• [Your goal]:
Search the material below for the string "hinzufügen" and list each line that holds it.

-- START --

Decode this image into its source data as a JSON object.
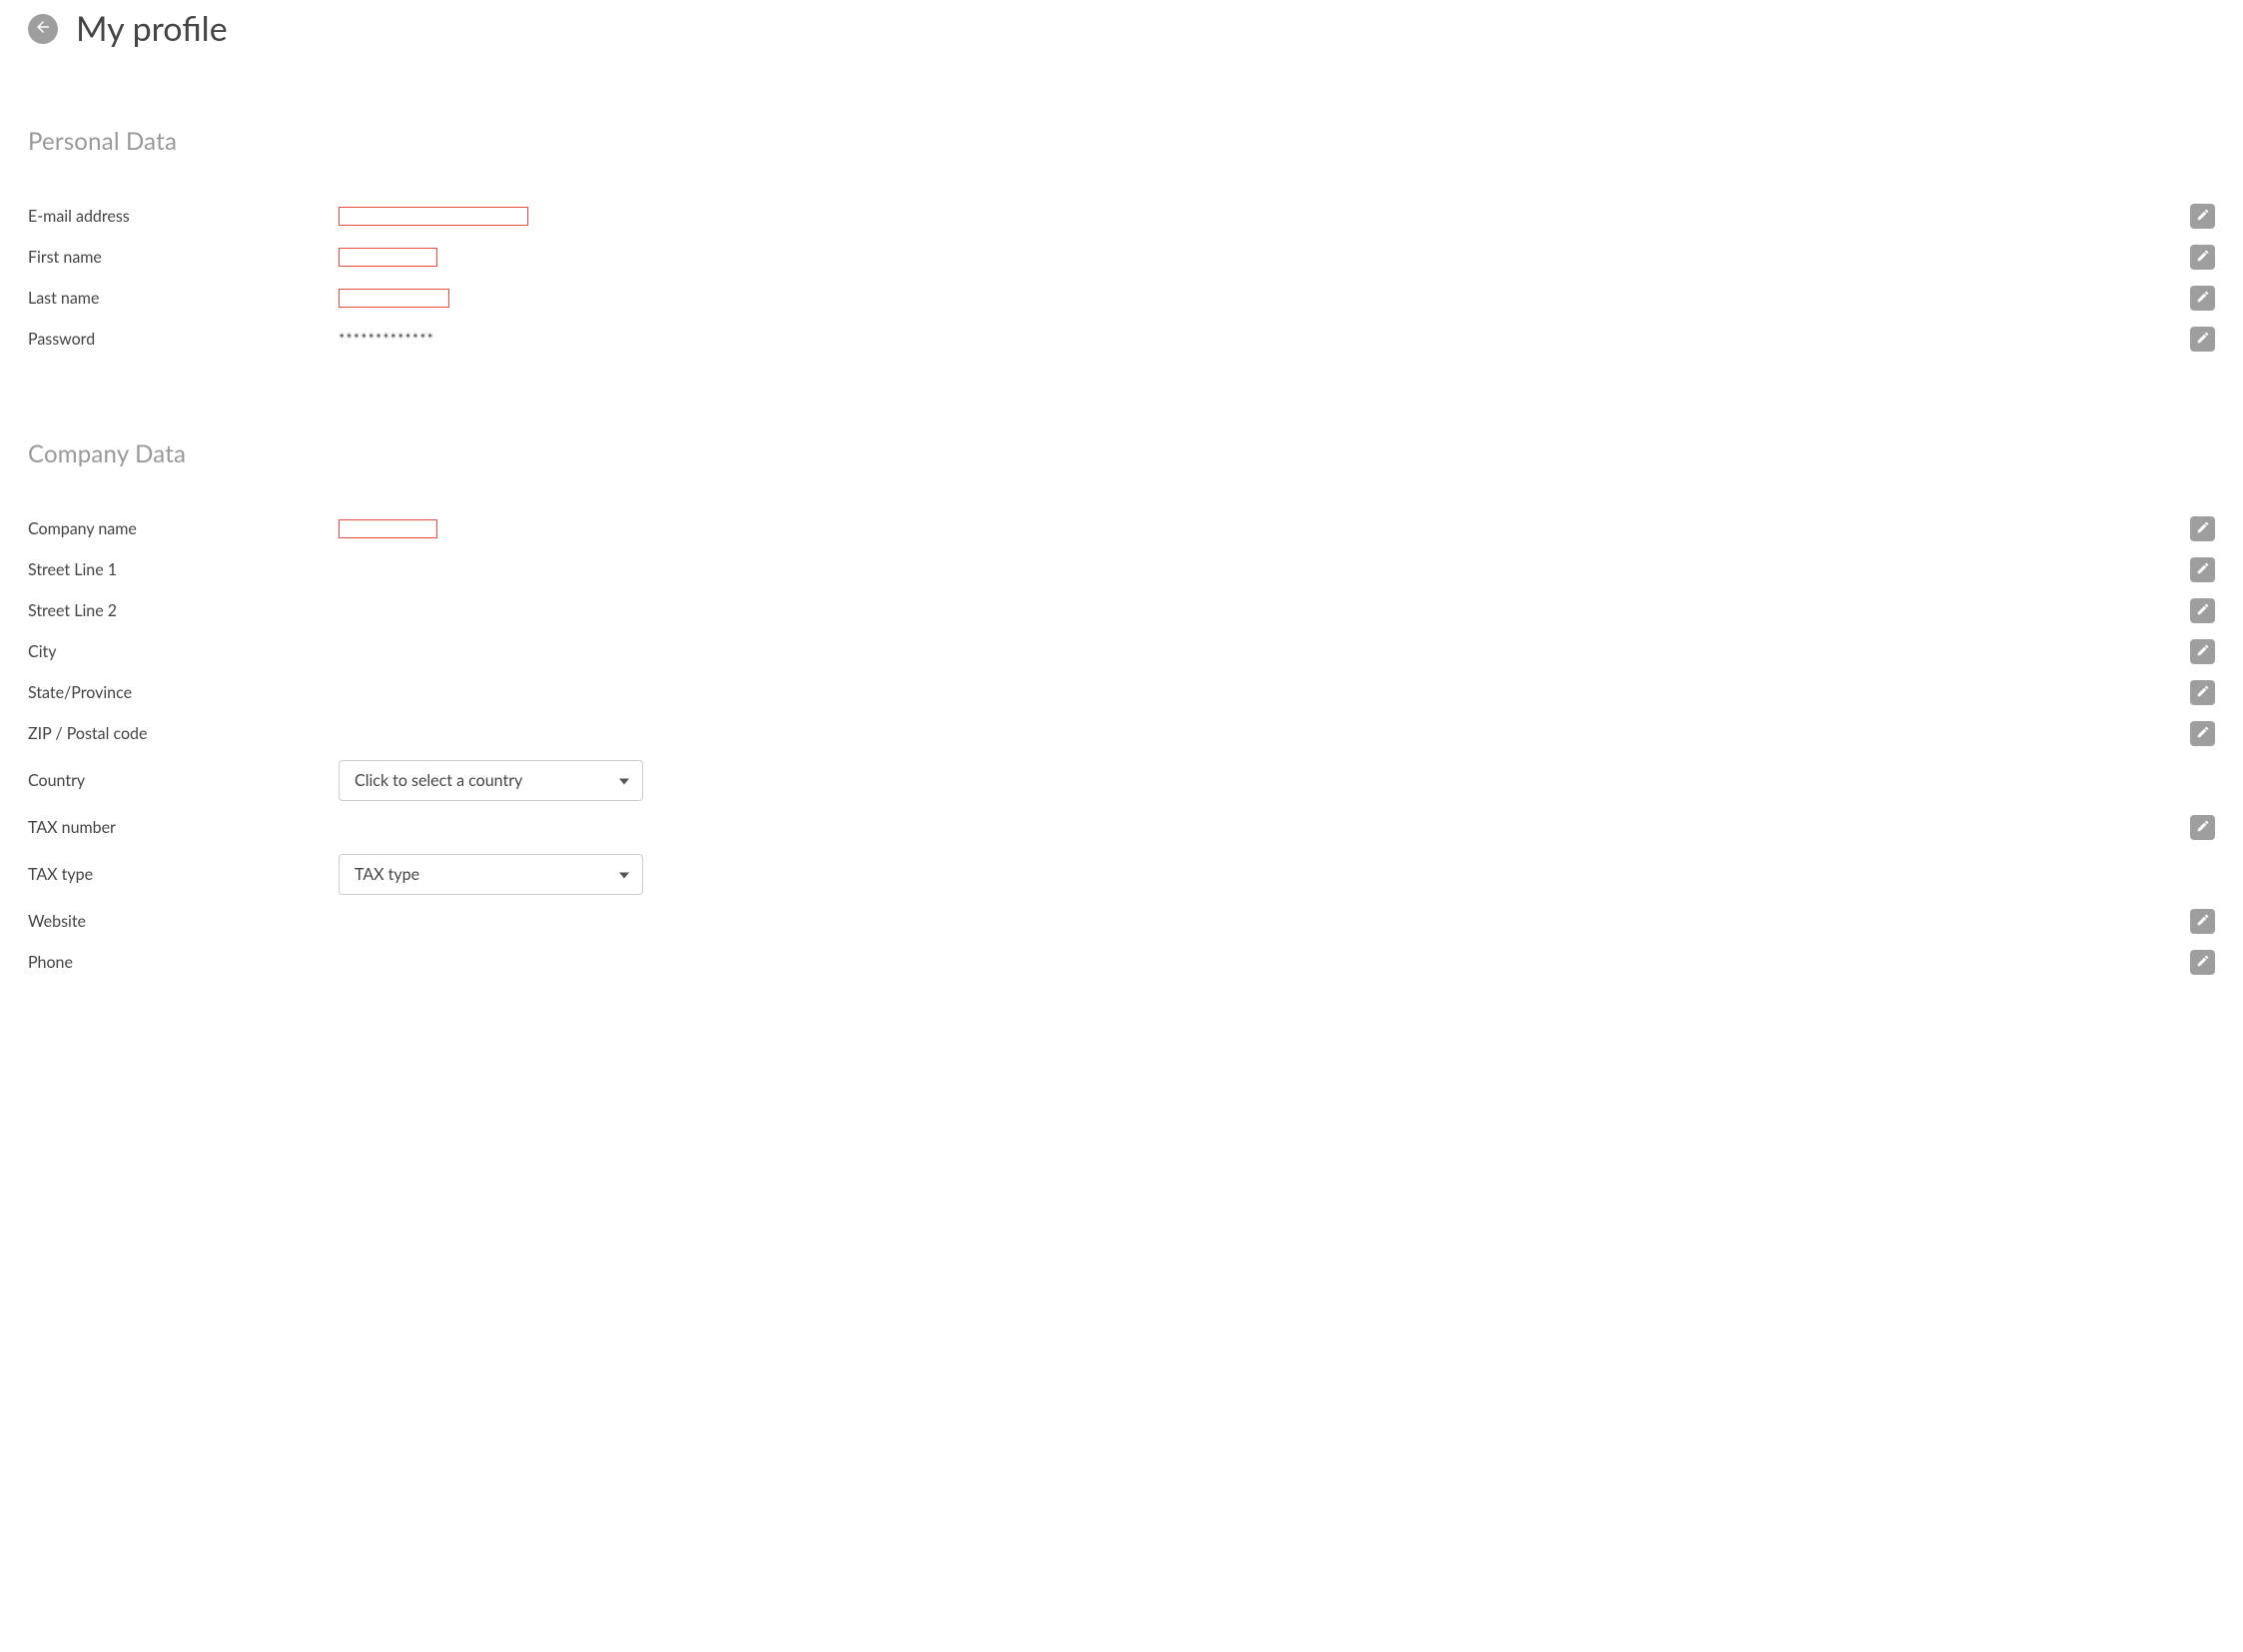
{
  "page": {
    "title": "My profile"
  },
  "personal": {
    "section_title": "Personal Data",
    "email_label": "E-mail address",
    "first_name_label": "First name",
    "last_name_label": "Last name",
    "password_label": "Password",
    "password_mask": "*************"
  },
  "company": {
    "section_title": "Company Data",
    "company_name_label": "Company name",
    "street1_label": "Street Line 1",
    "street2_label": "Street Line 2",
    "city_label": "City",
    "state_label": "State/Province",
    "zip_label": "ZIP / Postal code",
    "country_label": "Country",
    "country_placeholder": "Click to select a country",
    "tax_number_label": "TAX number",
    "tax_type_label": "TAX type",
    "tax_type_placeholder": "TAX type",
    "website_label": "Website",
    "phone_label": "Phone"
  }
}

-- END --
-- START --

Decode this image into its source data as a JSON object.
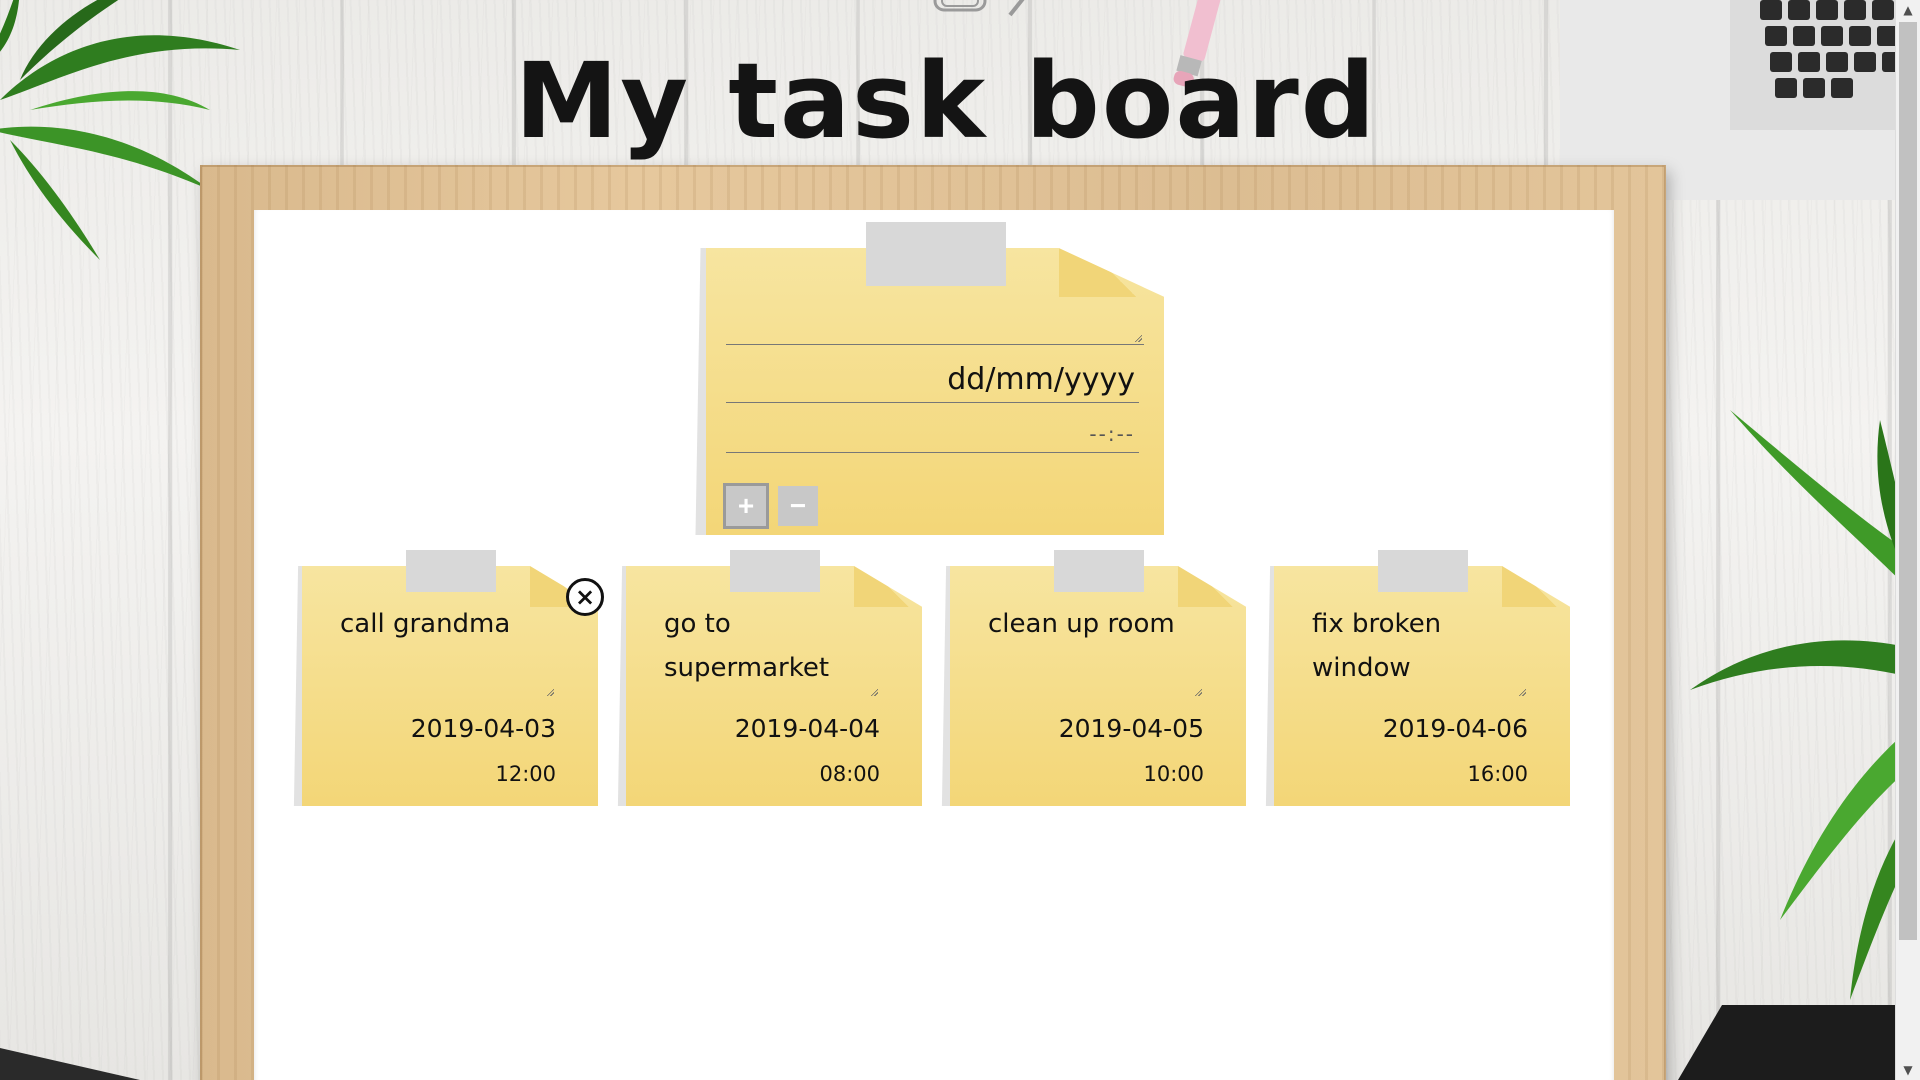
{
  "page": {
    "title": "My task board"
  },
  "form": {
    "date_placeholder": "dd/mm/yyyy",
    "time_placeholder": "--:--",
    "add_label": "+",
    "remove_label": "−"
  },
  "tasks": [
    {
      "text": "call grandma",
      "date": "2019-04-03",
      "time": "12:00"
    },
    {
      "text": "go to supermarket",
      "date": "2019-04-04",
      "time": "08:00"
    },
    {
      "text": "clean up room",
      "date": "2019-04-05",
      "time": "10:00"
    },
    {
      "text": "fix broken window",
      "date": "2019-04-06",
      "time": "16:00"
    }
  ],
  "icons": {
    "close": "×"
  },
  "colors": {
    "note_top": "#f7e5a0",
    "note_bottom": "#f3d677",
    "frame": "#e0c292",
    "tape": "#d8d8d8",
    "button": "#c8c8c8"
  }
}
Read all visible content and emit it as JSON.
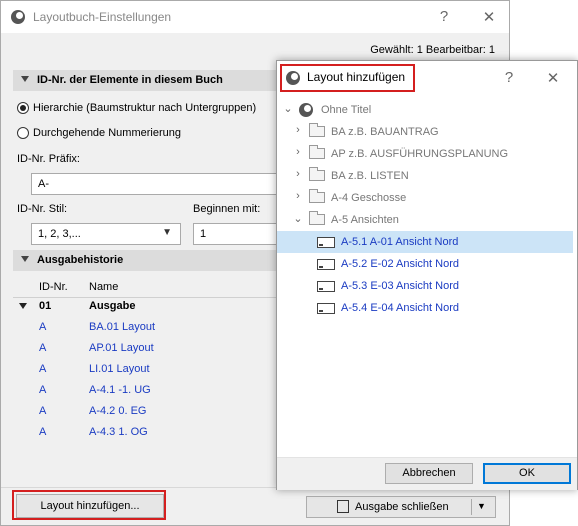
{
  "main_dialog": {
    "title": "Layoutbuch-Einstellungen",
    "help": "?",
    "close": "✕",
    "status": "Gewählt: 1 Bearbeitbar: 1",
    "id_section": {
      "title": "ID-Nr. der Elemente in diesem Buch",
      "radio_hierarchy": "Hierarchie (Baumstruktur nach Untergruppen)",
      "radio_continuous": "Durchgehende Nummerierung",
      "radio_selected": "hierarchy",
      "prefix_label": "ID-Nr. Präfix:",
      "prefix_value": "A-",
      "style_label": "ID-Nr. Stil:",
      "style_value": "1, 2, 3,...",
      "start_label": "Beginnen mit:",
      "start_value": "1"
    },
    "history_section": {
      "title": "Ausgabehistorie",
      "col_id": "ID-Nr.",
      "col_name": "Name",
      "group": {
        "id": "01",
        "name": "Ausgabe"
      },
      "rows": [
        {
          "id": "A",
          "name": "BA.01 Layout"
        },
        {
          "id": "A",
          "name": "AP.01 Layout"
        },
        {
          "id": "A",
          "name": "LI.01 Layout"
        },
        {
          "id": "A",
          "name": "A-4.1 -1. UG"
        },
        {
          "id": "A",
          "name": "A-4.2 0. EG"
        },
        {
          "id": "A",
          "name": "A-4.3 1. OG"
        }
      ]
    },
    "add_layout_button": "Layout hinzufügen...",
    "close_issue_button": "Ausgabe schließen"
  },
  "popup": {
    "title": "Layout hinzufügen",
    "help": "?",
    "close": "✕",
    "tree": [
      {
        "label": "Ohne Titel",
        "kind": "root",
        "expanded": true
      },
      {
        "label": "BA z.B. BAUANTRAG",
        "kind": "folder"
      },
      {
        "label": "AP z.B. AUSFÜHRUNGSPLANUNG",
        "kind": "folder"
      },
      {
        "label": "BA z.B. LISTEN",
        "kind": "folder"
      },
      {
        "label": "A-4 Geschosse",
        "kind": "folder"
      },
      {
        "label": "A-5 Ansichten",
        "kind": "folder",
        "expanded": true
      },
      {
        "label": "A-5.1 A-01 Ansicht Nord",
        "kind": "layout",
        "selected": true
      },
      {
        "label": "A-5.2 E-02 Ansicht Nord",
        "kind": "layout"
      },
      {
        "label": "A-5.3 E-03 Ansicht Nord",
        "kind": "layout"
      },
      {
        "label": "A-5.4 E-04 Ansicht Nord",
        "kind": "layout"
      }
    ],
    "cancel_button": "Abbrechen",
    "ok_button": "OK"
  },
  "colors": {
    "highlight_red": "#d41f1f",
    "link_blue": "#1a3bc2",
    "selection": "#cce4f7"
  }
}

-- END --

• [Expected output]:
    "add_layout_button": "Layout hinzufügen...",
    "title": "Layout hinzufügen",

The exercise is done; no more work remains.